┌─ Dataset records
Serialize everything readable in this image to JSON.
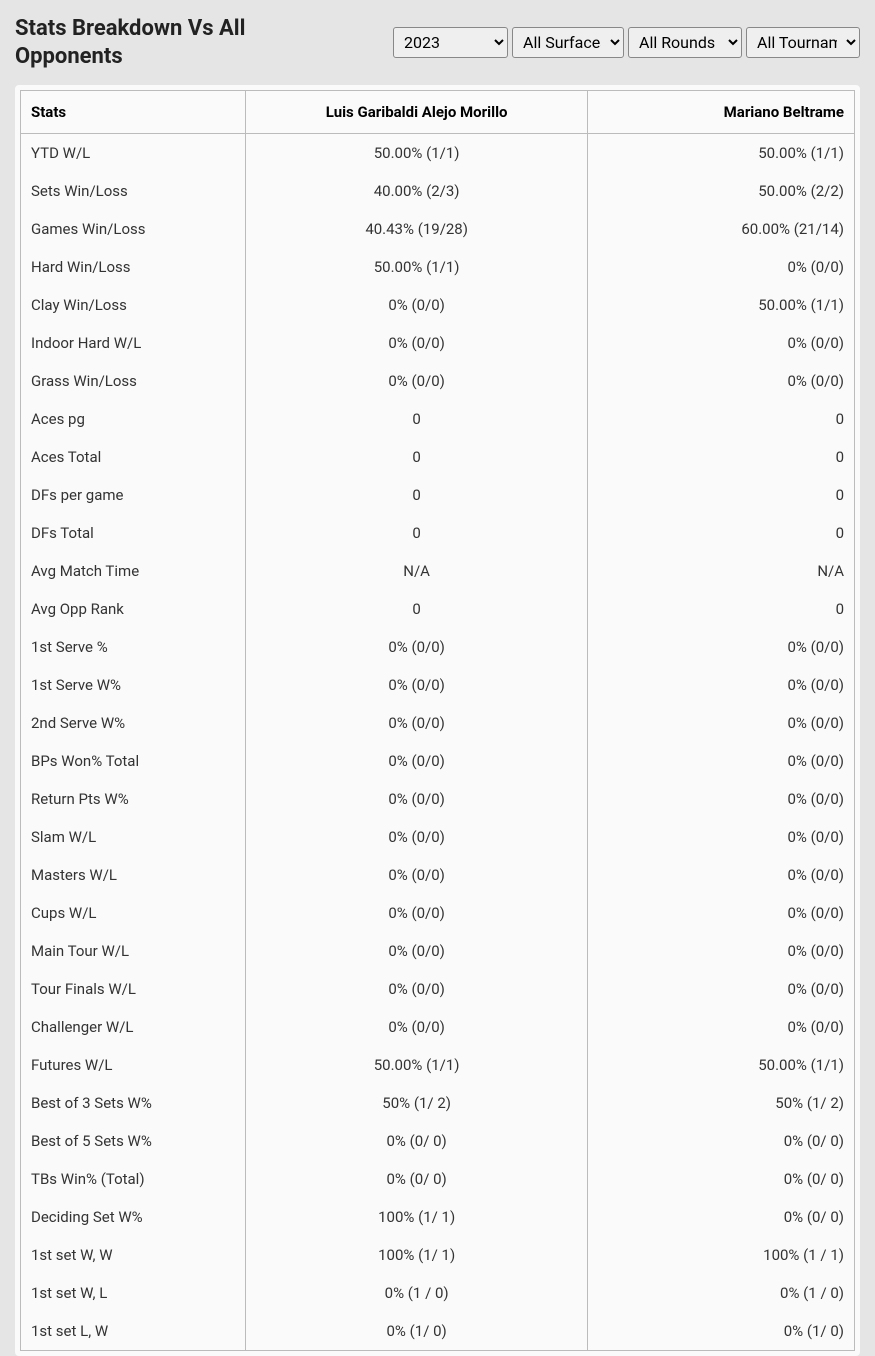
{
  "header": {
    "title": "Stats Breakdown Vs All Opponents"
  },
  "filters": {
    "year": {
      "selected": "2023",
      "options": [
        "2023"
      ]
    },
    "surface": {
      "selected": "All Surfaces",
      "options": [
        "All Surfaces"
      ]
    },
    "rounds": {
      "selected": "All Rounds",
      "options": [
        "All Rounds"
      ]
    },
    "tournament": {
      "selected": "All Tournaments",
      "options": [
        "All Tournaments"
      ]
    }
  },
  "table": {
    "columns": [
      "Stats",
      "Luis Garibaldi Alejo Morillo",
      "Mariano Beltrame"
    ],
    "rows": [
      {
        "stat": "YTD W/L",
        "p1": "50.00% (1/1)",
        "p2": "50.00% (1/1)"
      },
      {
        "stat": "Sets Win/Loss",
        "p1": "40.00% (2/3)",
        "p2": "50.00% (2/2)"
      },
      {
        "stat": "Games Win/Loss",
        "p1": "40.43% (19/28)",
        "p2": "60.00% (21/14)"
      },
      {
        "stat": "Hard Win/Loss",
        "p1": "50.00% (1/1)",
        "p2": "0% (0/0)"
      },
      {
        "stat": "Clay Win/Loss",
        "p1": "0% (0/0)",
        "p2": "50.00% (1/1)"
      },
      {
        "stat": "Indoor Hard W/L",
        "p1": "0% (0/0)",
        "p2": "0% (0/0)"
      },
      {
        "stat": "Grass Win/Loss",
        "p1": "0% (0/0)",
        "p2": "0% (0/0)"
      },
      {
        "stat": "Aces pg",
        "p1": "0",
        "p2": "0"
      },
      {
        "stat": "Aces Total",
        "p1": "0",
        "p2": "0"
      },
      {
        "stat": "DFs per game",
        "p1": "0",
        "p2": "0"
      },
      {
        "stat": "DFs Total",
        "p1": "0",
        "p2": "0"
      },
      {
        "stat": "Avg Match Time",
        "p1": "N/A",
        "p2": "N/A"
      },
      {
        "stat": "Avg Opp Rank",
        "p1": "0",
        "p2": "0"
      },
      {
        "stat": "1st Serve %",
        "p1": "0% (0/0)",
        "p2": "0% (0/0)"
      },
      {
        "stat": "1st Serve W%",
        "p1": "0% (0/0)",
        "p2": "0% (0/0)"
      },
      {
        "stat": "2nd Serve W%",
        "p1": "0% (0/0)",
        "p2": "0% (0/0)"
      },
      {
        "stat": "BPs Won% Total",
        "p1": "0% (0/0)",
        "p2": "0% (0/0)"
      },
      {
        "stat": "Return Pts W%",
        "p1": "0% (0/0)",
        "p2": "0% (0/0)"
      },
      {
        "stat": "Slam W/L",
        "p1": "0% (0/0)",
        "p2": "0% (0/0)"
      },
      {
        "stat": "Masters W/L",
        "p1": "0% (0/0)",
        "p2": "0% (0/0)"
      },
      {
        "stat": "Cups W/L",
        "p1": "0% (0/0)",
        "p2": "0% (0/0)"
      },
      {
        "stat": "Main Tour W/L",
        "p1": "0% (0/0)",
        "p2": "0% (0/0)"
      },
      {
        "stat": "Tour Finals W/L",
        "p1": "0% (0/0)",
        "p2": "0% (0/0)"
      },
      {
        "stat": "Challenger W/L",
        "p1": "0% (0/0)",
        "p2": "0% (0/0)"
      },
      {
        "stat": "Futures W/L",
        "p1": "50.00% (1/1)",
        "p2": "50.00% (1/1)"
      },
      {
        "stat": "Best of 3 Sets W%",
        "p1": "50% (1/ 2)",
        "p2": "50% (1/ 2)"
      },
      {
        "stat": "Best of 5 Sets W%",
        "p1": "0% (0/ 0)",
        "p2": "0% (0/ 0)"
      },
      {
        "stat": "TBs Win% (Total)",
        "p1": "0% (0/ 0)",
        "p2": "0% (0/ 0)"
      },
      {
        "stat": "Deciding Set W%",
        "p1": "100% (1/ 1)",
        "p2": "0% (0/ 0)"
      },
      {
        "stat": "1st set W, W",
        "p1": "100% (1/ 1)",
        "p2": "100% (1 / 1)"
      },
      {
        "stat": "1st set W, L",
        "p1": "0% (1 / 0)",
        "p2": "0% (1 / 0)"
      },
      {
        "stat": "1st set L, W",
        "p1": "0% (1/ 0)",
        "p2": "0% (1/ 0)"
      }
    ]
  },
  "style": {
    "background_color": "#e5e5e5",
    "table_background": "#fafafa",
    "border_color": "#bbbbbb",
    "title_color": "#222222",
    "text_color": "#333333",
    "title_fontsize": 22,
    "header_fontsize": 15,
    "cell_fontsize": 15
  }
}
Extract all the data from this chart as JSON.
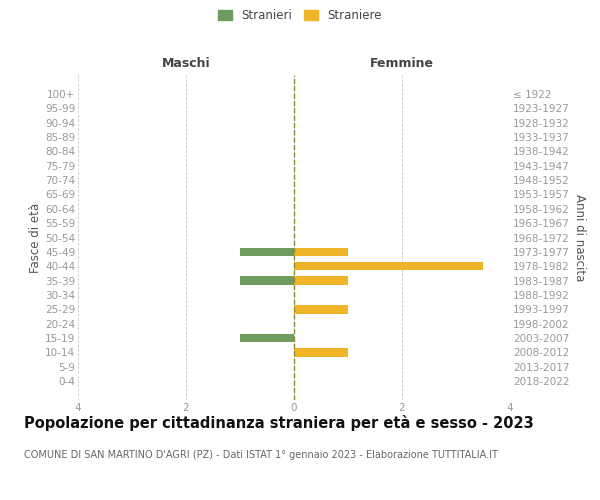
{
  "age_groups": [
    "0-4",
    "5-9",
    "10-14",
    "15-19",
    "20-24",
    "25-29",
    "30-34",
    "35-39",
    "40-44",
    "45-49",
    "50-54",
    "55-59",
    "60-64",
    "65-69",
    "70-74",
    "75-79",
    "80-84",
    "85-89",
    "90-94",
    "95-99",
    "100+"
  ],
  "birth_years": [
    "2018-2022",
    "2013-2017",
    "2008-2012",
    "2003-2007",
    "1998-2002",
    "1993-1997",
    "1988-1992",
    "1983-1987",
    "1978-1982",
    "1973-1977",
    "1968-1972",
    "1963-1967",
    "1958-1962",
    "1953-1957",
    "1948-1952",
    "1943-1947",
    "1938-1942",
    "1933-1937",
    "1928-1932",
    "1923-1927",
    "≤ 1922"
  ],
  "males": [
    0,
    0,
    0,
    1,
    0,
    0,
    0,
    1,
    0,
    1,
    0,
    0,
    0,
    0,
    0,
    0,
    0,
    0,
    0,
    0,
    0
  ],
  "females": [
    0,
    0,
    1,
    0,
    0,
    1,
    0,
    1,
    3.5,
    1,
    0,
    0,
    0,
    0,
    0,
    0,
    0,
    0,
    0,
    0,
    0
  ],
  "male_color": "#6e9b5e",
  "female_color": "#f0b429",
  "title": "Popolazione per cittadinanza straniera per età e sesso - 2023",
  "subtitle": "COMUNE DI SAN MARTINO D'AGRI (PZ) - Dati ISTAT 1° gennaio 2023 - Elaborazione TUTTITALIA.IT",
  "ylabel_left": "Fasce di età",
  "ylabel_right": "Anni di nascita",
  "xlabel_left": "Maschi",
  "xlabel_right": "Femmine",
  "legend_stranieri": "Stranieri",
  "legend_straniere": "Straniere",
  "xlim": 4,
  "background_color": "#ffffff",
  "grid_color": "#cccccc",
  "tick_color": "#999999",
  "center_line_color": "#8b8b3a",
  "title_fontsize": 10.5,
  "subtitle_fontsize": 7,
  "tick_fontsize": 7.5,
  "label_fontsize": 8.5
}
└─
┌─ Dataset records
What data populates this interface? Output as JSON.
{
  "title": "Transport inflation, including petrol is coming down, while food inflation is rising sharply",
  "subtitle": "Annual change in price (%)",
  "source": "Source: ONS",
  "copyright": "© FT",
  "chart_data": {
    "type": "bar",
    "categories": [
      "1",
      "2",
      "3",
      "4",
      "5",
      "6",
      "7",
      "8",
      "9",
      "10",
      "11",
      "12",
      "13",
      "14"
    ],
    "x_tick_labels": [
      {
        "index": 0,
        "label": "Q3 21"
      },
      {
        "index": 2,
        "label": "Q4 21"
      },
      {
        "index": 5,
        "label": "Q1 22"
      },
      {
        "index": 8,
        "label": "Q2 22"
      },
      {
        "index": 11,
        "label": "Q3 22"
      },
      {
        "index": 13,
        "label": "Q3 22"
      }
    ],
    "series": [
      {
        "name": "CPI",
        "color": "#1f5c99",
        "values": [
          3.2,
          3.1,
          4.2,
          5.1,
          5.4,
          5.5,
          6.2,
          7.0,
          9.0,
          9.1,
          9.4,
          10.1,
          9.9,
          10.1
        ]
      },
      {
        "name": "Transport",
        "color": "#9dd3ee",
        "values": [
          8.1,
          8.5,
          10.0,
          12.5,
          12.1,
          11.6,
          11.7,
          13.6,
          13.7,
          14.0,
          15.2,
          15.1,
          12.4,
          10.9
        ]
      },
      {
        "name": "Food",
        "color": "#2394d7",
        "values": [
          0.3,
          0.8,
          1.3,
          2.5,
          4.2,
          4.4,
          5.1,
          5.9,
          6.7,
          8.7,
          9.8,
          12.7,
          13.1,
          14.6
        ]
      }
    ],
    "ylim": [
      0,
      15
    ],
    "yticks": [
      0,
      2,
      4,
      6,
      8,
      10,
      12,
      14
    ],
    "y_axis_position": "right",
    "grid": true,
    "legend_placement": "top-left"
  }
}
└─
┌─ Dataset records
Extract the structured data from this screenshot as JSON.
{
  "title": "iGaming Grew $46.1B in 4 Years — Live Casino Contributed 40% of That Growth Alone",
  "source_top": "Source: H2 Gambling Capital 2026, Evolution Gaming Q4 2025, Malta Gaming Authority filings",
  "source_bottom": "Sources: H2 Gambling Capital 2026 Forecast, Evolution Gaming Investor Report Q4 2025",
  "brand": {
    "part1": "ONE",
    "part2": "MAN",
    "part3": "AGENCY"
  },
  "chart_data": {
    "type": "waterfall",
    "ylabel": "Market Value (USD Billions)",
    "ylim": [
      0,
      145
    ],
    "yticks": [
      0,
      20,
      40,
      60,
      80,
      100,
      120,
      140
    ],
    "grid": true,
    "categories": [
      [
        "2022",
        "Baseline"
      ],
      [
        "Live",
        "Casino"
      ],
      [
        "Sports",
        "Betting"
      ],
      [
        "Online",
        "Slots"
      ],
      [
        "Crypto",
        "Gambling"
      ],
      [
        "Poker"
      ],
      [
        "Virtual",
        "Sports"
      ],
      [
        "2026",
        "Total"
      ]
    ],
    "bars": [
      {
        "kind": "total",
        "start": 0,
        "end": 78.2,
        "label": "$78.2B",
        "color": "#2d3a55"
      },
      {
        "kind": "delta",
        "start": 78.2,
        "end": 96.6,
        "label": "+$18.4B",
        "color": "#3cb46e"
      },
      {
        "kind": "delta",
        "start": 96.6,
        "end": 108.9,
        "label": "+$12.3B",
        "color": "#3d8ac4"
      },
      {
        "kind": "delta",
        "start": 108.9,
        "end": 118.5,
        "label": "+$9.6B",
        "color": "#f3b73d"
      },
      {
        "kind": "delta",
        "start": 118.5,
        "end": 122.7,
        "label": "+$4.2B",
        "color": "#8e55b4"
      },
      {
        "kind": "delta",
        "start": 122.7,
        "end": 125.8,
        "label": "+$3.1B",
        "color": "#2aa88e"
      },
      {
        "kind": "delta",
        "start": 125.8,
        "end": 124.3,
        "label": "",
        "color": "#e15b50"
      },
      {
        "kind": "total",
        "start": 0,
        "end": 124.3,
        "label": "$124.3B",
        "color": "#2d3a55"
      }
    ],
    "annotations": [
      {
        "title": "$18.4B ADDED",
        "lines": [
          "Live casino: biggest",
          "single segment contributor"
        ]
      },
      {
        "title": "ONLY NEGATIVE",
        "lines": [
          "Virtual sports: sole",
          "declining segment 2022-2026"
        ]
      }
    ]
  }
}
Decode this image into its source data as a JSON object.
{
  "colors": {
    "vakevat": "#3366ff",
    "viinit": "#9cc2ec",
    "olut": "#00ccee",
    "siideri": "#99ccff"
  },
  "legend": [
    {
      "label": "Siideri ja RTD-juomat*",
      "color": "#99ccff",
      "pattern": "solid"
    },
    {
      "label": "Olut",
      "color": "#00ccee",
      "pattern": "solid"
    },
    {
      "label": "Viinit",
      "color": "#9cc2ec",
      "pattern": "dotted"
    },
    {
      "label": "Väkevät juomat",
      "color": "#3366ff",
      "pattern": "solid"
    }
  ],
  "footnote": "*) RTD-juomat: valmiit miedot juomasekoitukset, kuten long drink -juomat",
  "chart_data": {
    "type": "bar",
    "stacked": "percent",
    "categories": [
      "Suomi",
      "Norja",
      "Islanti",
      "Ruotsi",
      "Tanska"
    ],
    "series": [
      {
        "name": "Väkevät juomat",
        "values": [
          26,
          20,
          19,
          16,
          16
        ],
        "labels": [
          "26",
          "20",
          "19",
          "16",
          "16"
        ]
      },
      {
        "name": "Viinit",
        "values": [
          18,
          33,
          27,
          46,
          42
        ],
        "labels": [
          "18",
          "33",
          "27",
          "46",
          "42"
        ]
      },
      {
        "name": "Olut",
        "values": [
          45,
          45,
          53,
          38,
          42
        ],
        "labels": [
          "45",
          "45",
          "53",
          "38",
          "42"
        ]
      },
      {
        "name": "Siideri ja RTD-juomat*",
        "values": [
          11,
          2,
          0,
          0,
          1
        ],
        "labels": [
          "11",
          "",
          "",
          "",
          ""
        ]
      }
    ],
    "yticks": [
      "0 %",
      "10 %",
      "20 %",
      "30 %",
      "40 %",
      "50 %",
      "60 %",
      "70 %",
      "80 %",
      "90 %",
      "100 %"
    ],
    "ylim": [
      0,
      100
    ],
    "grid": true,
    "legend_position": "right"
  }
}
└─
Exercise goal — Extract, from the material above, each line holding the word "Gambling".

Written solution —
  "source_top": "Source: H2 Gambling Capital 2026, Evolution Gaming Q4 2025, Malta Gaming Authority filings",
  "source_bottom": "Sources: H2 Gambling Capital 2026 Forecast, Evolution Gaming Investor Report Q4 2025",
        "Gambling"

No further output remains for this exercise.